■ To do: Each line that holds the word "privacy" counts once; give the total number of such lines and nothing else.

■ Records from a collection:
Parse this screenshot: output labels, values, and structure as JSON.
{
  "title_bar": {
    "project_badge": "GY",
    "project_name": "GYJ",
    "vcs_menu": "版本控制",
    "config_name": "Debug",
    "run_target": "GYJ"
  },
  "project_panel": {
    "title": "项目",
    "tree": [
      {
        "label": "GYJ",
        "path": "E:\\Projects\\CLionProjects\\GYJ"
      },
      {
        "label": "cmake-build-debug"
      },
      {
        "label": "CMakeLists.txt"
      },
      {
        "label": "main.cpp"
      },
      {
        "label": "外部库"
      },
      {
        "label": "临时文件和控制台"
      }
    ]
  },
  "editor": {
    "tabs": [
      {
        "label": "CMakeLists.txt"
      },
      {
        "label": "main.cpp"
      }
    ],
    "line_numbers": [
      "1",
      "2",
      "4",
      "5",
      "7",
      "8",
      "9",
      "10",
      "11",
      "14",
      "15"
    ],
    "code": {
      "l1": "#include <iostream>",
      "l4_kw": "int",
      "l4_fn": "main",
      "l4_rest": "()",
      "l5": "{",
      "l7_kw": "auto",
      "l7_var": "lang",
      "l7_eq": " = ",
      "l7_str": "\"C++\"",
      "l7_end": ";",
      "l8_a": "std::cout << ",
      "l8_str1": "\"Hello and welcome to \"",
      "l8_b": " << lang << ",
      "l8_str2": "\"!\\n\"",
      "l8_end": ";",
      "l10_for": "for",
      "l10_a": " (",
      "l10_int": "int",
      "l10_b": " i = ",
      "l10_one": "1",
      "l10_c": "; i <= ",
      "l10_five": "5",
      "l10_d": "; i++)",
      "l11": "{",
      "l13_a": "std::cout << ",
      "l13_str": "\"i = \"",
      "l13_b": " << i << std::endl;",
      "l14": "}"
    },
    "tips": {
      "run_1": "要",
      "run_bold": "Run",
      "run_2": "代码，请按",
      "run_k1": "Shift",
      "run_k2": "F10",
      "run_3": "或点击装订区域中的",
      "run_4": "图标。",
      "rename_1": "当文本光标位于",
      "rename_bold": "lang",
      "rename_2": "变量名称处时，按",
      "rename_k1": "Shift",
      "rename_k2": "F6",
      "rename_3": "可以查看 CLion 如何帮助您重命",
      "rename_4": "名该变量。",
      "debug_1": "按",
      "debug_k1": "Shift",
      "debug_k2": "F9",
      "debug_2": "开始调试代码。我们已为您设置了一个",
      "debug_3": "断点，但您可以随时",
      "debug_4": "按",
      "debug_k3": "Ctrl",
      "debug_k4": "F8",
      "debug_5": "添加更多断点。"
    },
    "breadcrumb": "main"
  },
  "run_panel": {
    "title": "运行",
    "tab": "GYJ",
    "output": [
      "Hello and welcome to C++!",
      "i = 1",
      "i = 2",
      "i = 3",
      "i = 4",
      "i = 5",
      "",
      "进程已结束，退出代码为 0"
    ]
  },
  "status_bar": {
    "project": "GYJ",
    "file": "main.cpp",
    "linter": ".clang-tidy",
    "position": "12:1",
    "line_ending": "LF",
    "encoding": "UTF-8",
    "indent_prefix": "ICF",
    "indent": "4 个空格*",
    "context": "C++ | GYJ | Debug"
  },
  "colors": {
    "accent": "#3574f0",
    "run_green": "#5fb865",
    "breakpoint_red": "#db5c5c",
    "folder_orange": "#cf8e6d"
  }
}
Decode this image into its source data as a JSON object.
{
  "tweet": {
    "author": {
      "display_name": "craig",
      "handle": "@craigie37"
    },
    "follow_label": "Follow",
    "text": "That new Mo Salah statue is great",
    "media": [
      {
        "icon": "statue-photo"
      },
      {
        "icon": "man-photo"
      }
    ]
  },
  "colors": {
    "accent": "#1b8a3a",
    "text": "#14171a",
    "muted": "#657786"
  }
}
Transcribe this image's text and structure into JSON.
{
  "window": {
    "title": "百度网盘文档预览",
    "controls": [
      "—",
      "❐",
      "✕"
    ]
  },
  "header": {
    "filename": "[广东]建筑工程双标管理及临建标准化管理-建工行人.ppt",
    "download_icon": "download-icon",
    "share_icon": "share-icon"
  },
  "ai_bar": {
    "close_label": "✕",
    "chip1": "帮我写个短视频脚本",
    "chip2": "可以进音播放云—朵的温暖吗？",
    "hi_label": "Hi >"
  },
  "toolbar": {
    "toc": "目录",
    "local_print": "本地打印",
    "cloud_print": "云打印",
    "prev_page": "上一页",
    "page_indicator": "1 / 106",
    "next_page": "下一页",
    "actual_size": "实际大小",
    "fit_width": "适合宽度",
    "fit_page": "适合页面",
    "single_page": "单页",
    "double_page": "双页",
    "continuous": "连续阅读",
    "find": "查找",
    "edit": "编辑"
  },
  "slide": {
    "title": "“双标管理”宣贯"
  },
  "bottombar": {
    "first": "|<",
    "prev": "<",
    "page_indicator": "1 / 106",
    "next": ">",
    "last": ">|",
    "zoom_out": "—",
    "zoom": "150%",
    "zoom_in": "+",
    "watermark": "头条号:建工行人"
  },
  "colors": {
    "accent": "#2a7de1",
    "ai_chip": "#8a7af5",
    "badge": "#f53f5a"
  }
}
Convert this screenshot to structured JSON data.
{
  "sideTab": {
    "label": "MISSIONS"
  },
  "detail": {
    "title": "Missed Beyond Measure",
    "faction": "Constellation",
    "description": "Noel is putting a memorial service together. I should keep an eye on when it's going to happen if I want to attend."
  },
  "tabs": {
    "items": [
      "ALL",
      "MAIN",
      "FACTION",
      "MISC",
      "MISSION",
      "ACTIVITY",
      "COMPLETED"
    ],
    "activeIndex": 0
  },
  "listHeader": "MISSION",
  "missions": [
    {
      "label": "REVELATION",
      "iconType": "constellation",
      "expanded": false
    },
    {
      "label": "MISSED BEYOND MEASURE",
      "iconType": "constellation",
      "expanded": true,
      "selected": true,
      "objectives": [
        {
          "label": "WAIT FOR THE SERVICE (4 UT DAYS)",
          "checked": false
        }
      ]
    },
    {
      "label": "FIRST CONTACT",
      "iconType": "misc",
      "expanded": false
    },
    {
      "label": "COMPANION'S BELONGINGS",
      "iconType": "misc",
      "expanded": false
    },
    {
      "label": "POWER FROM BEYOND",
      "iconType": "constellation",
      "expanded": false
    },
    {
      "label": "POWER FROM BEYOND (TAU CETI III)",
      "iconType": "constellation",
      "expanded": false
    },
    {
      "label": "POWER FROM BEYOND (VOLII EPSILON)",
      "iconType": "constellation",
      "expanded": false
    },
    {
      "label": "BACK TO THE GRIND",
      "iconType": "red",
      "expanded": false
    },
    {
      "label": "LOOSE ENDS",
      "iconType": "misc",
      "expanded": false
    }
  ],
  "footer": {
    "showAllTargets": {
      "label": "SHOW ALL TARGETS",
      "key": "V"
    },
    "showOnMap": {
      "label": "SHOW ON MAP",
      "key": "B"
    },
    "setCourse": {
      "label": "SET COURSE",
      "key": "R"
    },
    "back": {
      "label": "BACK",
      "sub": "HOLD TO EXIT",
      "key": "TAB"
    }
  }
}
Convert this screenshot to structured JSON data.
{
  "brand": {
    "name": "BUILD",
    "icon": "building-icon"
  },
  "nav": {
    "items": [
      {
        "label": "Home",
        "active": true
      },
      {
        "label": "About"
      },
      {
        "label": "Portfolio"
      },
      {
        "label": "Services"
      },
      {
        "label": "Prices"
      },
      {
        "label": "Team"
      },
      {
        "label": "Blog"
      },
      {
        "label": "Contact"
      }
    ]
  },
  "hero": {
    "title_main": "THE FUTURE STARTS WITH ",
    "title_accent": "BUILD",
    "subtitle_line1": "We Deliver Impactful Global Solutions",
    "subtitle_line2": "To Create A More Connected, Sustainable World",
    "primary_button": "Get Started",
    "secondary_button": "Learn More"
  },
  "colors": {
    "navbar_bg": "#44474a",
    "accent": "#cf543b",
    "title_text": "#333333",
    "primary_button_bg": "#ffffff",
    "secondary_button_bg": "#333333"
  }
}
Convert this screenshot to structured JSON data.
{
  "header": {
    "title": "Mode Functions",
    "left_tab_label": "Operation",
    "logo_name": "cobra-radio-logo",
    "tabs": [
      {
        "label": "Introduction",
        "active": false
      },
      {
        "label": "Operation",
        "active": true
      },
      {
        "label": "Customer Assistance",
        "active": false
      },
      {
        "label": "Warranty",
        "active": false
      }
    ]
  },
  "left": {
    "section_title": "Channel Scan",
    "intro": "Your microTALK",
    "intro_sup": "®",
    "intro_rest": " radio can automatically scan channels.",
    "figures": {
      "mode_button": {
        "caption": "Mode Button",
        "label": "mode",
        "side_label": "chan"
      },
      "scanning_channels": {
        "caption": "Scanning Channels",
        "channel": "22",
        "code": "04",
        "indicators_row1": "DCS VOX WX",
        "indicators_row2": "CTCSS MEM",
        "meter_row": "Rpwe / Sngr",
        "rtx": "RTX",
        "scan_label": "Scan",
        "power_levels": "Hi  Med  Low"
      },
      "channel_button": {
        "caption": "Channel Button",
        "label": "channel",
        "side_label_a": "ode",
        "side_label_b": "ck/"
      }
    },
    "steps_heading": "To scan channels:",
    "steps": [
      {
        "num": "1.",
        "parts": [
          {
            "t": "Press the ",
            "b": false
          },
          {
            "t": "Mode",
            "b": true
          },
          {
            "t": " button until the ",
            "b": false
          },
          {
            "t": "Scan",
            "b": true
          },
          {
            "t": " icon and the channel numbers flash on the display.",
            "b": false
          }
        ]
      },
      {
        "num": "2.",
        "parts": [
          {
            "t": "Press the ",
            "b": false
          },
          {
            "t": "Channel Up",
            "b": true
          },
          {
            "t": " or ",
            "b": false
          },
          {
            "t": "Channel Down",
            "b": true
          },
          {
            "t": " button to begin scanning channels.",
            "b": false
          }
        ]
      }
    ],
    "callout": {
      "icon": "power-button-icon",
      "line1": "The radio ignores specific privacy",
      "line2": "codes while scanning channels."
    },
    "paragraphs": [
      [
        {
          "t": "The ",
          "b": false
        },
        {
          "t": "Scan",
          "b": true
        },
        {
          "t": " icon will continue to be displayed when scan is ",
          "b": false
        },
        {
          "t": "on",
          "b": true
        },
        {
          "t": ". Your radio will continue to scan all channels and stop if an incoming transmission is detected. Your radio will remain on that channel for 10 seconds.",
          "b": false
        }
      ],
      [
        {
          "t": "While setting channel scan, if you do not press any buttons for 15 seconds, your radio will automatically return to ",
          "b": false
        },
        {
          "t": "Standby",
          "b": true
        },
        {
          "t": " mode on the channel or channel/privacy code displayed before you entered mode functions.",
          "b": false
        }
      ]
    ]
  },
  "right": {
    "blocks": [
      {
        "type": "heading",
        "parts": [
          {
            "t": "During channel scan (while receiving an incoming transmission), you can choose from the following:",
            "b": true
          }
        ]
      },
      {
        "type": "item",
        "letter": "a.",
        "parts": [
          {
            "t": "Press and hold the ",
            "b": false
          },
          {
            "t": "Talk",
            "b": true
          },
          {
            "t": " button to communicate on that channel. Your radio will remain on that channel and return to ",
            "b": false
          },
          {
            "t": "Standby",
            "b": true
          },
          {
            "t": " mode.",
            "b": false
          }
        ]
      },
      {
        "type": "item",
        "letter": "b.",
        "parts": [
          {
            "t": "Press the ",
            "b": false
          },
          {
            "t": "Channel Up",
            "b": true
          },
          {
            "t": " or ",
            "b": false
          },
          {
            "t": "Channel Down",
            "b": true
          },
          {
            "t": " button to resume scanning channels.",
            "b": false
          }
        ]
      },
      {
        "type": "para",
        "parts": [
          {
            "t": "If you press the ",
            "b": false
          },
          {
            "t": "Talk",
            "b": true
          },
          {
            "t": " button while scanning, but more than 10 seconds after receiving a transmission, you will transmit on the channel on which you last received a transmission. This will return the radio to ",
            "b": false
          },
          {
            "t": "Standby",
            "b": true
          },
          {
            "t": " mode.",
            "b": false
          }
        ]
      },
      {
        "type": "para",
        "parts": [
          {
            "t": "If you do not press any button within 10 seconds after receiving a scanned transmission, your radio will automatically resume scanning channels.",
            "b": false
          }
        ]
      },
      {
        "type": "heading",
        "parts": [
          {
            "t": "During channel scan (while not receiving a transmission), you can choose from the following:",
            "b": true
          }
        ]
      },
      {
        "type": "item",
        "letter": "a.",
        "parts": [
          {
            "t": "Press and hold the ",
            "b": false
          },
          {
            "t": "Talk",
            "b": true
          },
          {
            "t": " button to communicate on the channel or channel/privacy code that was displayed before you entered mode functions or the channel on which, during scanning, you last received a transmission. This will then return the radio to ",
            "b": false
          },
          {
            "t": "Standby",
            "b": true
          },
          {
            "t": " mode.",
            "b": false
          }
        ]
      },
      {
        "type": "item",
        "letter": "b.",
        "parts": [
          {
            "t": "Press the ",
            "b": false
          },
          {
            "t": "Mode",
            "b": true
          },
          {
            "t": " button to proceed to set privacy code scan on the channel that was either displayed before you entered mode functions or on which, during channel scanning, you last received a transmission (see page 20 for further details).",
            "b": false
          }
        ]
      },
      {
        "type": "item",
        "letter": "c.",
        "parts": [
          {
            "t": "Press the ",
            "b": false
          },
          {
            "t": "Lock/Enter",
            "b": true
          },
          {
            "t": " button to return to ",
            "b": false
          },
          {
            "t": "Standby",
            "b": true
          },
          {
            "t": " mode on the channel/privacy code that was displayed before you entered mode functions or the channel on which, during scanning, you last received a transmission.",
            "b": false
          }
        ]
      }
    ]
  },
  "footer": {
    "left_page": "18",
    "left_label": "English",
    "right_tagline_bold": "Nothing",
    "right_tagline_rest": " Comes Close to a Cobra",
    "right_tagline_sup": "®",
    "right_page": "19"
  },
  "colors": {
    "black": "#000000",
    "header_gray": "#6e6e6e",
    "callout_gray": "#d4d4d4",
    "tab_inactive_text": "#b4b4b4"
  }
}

■ Answer for the task: 5